> EXERCISE BRIEF
Reproduce the data below line for line, changing nothing.

> DATA EXCERPTS
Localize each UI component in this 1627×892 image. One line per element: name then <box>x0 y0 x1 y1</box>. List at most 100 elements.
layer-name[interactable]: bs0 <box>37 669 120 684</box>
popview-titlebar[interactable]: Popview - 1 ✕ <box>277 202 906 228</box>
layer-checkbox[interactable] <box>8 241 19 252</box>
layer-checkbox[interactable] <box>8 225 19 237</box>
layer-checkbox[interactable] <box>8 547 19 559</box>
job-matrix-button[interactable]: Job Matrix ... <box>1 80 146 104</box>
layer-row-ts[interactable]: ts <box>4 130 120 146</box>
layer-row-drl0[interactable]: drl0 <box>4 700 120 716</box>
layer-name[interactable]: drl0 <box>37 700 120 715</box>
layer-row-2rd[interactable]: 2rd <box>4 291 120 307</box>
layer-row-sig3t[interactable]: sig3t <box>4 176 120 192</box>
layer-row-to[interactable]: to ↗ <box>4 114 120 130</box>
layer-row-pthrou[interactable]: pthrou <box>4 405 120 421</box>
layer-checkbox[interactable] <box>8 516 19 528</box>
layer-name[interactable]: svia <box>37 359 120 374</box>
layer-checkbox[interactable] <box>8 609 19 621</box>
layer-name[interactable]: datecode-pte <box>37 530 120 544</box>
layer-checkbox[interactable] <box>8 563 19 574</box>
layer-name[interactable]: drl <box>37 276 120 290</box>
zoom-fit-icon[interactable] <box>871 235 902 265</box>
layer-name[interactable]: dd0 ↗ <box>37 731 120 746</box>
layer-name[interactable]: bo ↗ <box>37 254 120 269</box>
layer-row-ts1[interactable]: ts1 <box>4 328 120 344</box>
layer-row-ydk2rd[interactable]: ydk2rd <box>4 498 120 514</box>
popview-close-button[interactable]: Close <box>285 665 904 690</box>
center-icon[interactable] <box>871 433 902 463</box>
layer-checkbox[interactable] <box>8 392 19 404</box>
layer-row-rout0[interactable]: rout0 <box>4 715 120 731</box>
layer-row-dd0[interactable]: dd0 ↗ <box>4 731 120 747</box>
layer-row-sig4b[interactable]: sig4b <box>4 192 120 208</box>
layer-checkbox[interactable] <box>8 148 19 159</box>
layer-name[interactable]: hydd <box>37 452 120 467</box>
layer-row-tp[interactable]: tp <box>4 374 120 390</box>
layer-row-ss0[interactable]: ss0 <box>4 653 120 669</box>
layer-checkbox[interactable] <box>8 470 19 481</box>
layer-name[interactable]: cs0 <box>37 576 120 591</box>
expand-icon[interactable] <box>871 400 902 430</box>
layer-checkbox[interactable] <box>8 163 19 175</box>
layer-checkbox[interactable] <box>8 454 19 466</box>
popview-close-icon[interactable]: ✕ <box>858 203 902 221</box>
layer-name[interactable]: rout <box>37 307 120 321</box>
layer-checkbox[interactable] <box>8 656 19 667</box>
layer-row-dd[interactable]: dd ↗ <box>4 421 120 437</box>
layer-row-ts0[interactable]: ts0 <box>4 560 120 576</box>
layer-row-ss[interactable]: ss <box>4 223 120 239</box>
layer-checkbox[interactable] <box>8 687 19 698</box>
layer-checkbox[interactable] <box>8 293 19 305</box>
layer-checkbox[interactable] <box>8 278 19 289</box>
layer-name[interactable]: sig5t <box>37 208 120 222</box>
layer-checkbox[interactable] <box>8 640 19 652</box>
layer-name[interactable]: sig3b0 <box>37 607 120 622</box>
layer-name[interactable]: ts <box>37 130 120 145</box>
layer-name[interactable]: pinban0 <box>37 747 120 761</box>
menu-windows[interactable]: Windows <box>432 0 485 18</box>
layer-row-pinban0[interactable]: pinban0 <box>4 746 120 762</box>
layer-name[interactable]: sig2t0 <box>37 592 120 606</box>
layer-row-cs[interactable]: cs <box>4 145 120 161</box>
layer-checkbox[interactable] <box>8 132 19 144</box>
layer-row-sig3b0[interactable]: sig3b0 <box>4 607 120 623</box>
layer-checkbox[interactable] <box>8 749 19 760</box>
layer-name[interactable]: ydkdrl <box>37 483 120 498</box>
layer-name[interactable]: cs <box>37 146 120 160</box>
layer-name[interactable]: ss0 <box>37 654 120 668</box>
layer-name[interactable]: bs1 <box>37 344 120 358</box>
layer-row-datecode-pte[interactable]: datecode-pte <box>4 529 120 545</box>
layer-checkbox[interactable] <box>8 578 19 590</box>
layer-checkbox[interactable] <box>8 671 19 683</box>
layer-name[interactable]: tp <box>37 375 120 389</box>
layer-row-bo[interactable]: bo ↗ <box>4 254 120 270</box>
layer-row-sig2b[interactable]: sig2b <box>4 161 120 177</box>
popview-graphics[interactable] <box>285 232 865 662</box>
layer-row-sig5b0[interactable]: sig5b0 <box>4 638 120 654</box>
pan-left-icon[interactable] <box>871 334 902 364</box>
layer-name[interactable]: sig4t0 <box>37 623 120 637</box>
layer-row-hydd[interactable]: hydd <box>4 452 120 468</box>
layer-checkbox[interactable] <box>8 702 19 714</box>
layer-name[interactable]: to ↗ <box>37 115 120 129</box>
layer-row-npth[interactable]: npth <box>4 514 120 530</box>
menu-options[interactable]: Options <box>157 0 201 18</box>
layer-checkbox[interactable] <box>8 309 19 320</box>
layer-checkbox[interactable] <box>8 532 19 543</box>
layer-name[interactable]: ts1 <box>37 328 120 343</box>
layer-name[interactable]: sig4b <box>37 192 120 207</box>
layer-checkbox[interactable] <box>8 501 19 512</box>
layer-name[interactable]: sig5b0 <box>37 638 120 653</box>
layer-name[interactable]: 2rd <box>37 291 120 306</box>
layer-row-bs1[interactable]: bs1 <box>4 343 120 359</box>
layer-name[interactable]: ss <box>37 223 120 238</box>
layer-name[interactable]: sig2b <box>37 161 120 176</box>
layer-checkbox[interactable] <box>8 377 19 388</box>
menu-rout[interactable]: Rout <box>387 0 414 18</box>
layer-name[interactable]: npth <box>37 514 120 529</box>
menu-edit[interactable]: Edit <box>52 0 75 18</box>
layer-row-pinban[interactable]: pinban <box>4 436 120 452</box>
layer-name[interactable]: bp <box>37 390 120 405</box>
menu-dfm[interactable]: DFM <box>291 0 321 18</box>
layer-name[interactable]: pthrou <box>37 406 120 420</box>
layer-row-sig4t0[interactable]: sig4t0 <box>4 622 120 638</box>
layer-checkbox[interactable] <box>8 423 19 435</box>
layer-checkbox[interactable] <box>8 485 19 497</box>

> ANSWER TO THE TASK
Localize each UI component in this 1627×892 image. One line per element: name then <box>x0 y0 x1 y1</box>. List at most 100 elements.
layer-name[interactable]: bs0 <box>37 669 120 684</box>
popview-titlebar[interactable]: Popview - 1 ✕ <box>277 202 906 228</box>
layer-checkbox[interactable] <box>8 241 19 252</box>
layer-checkbox[interactable] <box>8 225 19 237</box>
layer-checkbox[interactable] <box>8 547 19 559</box>
job-matrix-button[interactable]: Job Matrix ... <box>1 80 146 104</box>
layer-row-ts[interactable]: ts <box>4 130 120 146</box>
layer-row-drl0[interactable]: drl0 <box>4 700 120 716</box>
layer-name[interactable]: drl0 <box>37 700 120 715</box>
layer-row-2rd[interactable]: 2rd <box>4 291 120 307</box>
layer-row-sig3t[interactable]: sig3t <box>4 176 120 192</box>
layer-row-to[interactable]: to ↗ <box>4 114 120 130</box>
layer-row-pthrou[interactable]: pthrou <box>4 405 120 421</box>
layer-checkbox[interactable] <box>8 516 19 528</box>
layer-name[interactable]: svia <box>37 359 120 374</box>
layer-checkbox[interactable] <box>8 609 19 621</box>
layer-name[interactable]: datecode-pte <box>37 530 120 544</box>
layer-checkbox[interactable] <box>8 563 19 574</box>
layer-name[interactable]: drl <box>37 276 120 290</box>
zoom-fit-icon[interactable] <box>871 235 902 265</box>
layer-name[interactable]: dd0 ↗ <box>37 731 120 746</box>
layer-name[interactable]: bo ↗ <box>37 254 120 269</box>
layer-row-ts1[interactable]: ts1 <box>4 328 120 344</box>
layer-row-ydk2rd[interactable]: ydk2rd <box>4 498 120 514</box>
popview-close-button[interactable]: Close <box>285 665 904 690</box>
center-icon[interactable] <box>871 433 902 463</box>
layer-checkbox[interactable] <box>8 392 19 404</box>
layer-row-rout0[interactable]: rout0 <box>4 715 120 731</box>
layer-row-dd0[interactable]: dd0 ↗ <box>4 731 120 747</box>
layer-row-sig4b[interactable]: sig4b <box>4 192 120 208</box>
layer-checkbox[interactable] <box>8 148 19 159</box>
layer-name[interactable]: hydd <box>37 452 120 467</box>
layer-row-tp[interactable]: tp <box>4 374 120 390</box>
layer-row-ss0[interactable]: ss0 <box>4 653 120 669</box>
layer-checkbox[interactable] <box>8 470 19 481</box>
layer-name[interactable]: cs0 <box>37 576 120 591</box>
expand-icon[interactable] <box>871 400 902 430</box>
layer-checkbox[interactable] <box>8 163 19 175</box>
layer-checkbox[interactable] <box>8 454 19 466</box>
popview-close-icon[interactable]: ✕ <box>858 203 902 221</box>
layer-name[interactable]: rout <box>37 307 120 321</box>
layer-checkbox[interactable] <box>8 656 19 667</box>
layer-row-dd[interactable]: dd ↗ <box>4 421 120 437</box>
layer-row-ts0[interactable]: ts0 <box>4 560 120 576</box>
layer-row-ss[interactable]: ss <box>4 223 120 239</box>
layer-checkbox[interactable] <box>8 687 19 698</box>
layer-checkbox[interactable] <box>8 293 19 305</box>
layer-checkbox[interactable] <box>8 278 19 289</box>
layer-name[interactable]: sig5t <box>37 208 120 222</box>
layer-checkbox[interactable] <box>8 640 19 652</box>
layer-name[interactable]: sig3b0 <box>37 607 120 622</box>
layer-name[interactable]: ts <box>37 130 120 145</box>
layer-name[interactable]: pinban0 <box>37 747 120 761</box>
menu-windows[interactable]: Windows <box>432 0 485 18</box>
layer-row-pinban0[interactable]: pinban0 <box>4 746 120 762</box>
layer-name[interactable]: sig2t0 <box>37 592 120 606</box>
layer-row-cs[interactable]: cs <box>4 145 120 161</box>
layer-checkbox[interactable] <box>8 132 19 144</box>
layer-row-sig3b0[interactable]: sig3b0 <box>4 607 120 623</box>
layer-checkbox[interactable] <box>8 749 19 760</box>
layer-name[interactable]: ydkdrl <box>37 483 120 498</box>
layer-name[interactable]: cs <box>37 146 120 160</box>
layer-name[interactable]: ss0 <box>37 654 120 668</box>
layer-name[interactable]: bs1 <box>37 344 120 358</box>
layer-row-datecode-pte[interactable]: datecode-pte <box>4 529 120 545</box>
layer-checkbox[interactable] <box>8 578 19 590</box>
layer-checkbox[interactable] <box>8 671 19 683</box>
layer-name[interactable]: tp <box>37 375 120 389</box>
layer-row-bo[interactable]: bo ↗ <box>4 254 120 270</box>
layer-row-sig2b[interactable]: sig2b <box>4 161 120 177</box>
popview-graphics[interactable] <box>285 232 865 662</box>
layer-row-sig5b0[interactable]: sig5b0 <box>4 638 120 654</box>
pan-left-icon[interactable] <box>871 334 902 364</box>
layer-name[interactable]: sig4t0 <box>37 623 120 637</box>
layer-row-hydd[interactable]: hydd <box>4 452 120 468</box>
layer-checkbox[interactable] <box>8 702 19 714</box>
layer-name[interactable]: to ↗ <box>37 115 120 129</box>
layer-row-npth[interactable]: npth <box>4 514 120 530</box>
menu-options[interactable]: Options <box>157 0 201 18</box>
layer-checkbox[interactable] <box>8 309 19 320</box>
layer-checkbox[interactable] <box>8 532 19 543</box>
layer-name[interactable]: ts1 <box>37 328 120 343</box>
layer-name[interactable]: sig4b <box>37 192 120 207</box>
layer-checkbox[interactable] <box>8 501 19 512</box>
layer-name[interactable]: sig5b0 <box>37 638 120 653</box>
layer-name[interactable]: 2rd <box>37 291 120 306</box>
layer-row-bs1[interactable]: bs1 <box>4 343 120 359</box>
layer-name[interactable]: ss <box>37 223 120 238</box>
layer-name[interactable]: sig2b <box>37 161 120 176</box>
layer-checkbox[interactable] <box>8 377 19 388</box>
menu-rout[interactable]: Rout <box>387 0 414 18</box>
layer-name[interactable]: npth <box>37 514 120 529</box>
menu-edit[interactable]: Edit <box>52 0 75 18</box>
layer-row-pinban[interactable]: pinban <box>4 436 120 452</box>
layer-name[interactable]: bp <box>37 390 120 405</box>
menu-dfm[interactable]: DFM <box>291 0 321 18</box>
layer-name[interactable]: pthrou <box>37 406 120 420</box>
layer-row-sig4t0[interactable]: sig4t0 <box>4 622 120 638</box>
layer-checkbox[interactable] <box>8 423 19 435</box>
layer-checkbox[interactable] <box>8 485 19 497</box>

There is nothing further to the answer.